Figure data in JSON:
▽

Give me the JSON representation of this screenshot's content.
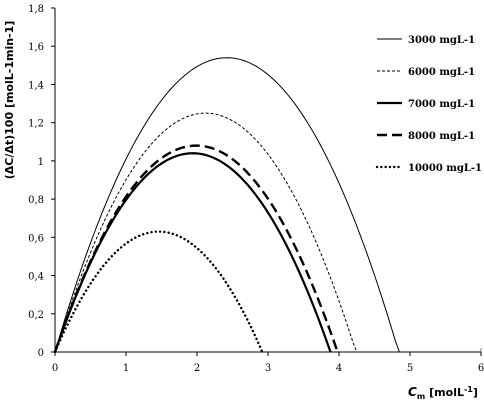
{
  "chart_data": {
    "type": "line",
    "xlabel": "C",
    "xlabel_sub": "m",
    "xlabel_unit": "[molL",
    "xlabel_exp": "-1",
    "xlabel_tail": "]",
    "ylabel": "(ΔC/Δt)100 [molL-1min-1]",
    "xlim": [
      0,
      6
    ],
    "ylim": [
      0,
      1.8
    ],
    "x_ticks": [
      "0",
      "1",
      "2",
      "3",
      "4",
      "5",
      "6"
    ],
    "y_ticks": [
      "0",
      "0,2",
      "0,4",
      "0,6",
      "0,8",
      "1",
      "1,2",
      "1,4",
      "1,6",
      "1,8"
    ],
    "grid": false,
    "legend_position": "top-right",
    "series": [
      {
        "name": "3000  mgL-1",
        "style": "thin-solid",
        "zero_end": 4.85,
        "peak_x": 2.42,
        "peak_y": 1.54
      },
      {
        "name": "6000  mgL-1",
        "style": "thin-dashed",
        "zero_end": 4.25,
        "peak_x": 2.12,
        "peak_y": 1.25
      },
      {
        "name": "7000  mgL-1",
        "style": "thick-solid",
        "zero_end": 3.88,
        "peak_x": 1.94,
        "peak_y": 1.04
      },
      {
        "name": "8000  mgL-1",
        "style": "thick-dashed",
        "zero_end": 3.98,
        "peak_x": 1.99,
        "peak_y": 1.08
      },
      {
        "name": "10000  mgL-1",
        "style": "dotted",
        "zero_end": 2.92,
        "peak_x": 1.46,
        "peak_y": 0.63
      }
    ]
  }
}
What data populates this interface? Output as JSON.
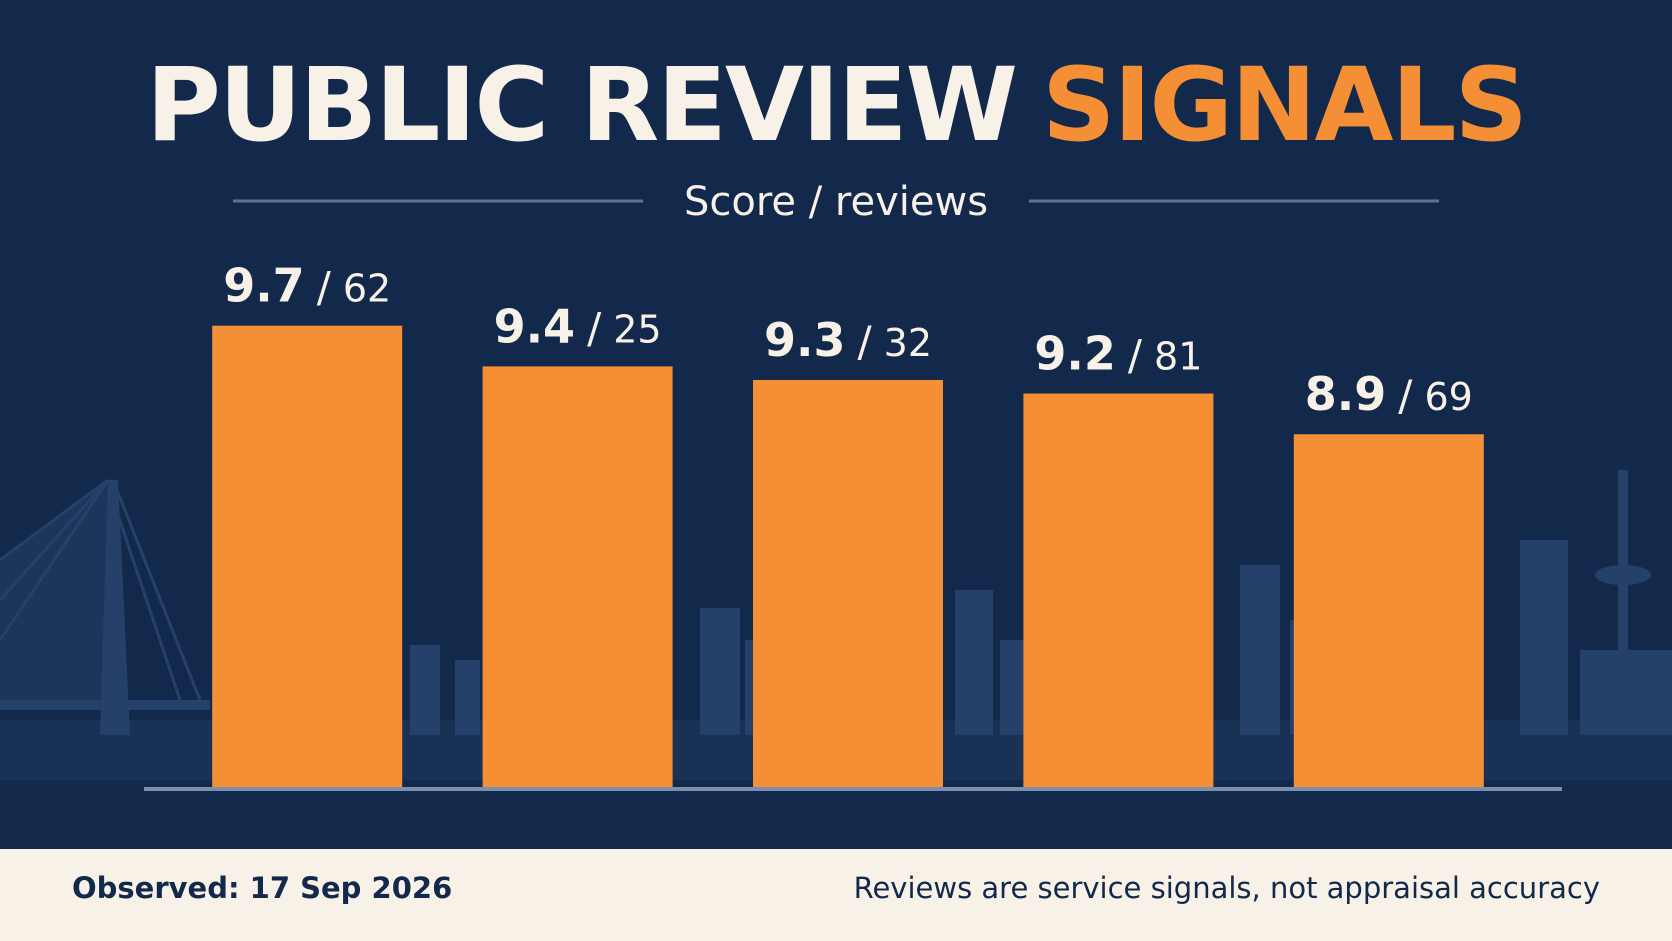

△

▸ WRITTEN EXERCISE
Return each line of the listing that holds the string "dashed".

▸ ANSWER TO THE PROBLEM
        "style": "thin-dashed",
        "style": "thick-dashed",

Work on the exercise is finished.